**Your instructions**
Your task is to give the data again, exactly, with every line intact.

**Entries shown**
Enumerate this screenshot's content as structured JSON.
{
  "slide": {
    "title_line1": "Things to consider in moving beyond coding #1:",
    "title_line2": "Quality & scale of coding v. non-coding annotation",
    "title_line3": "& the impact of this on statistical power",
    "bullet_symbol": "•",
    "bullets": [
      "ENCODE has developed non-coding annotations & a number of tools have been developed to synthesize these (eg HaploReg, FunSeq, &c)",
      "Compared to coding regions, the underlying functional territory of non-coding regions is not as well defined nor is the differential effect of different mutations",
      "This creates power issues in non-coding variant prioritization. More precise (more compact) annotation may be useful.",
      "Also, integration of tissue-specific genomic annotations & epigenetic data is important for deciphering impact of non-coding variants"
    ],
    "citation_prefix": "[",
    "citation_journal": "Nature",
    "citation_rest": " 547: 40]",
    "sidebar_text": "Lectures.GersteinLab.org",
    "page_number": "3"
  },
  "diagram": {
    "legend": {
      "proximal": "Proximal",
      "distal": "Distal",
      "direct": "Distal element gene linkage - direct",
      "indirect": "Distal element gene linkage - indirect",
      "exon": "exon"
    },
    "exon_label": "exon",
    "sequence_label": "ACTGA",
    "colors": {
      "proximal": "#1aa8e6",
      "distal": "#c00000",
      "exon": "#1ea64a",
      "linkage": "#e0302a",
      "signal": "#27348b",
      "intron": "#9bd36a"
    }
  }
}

**Result for this exercise**
Enumerate this screenshot's content as structured JSON.
{
  "slide": {
    "title_line1": "Things to consider in moving beyond coding #1:",
    "title_line2": "Quality & scale of coding v. non-coding annotation",
    "title_line3": "& the impact of this on statistical power",
    "bullet_symbol": "•",
    "bullets": [
      "ENCODE has developed non-coding annotations & a number of tools have been developed to synthesize these (eg HaploReg, FunSeq, &c)",
      "Compared to coding regions, the underlying functional territory of non-coding regions is not as well defined nor is the differential effect of different mutations",
      "This creates power issues in non-coding variant prioritization. More precise (more compact) annotation may be useful.",
      "Also, integration of tissue-specific genomic annotations & epigenetic data is important for deciphering impact of non-coding variants"
    ],
    "citation_prefix": "[",
    "citation_journal": "Nature",
    "citation_rest": " 547: 40]",
    "sidebar_text": "Lectures.GersteinLab.org",
    "page_number": "3"
  },
  "diagram": {
    "legend": {
      "proximal": "Proximal",
      "distal": "Distal",
      "direct": "Distal element gene linkage - direct",
      "indirect": "Distal element gene linkage - indirect",
      "exon": "exon"
    },
    "exon_label": "exon",
    "sequence_label": "ACTGA",
    "colors": {
      "proximal": "#1aa8e6",
      "distal": "#c00000",
      "exon": "#1ea64a",
      "linkage": "#e0302a",
      "signal": "#27348b",
      "intron": "#9bd36a"
    }
  }
}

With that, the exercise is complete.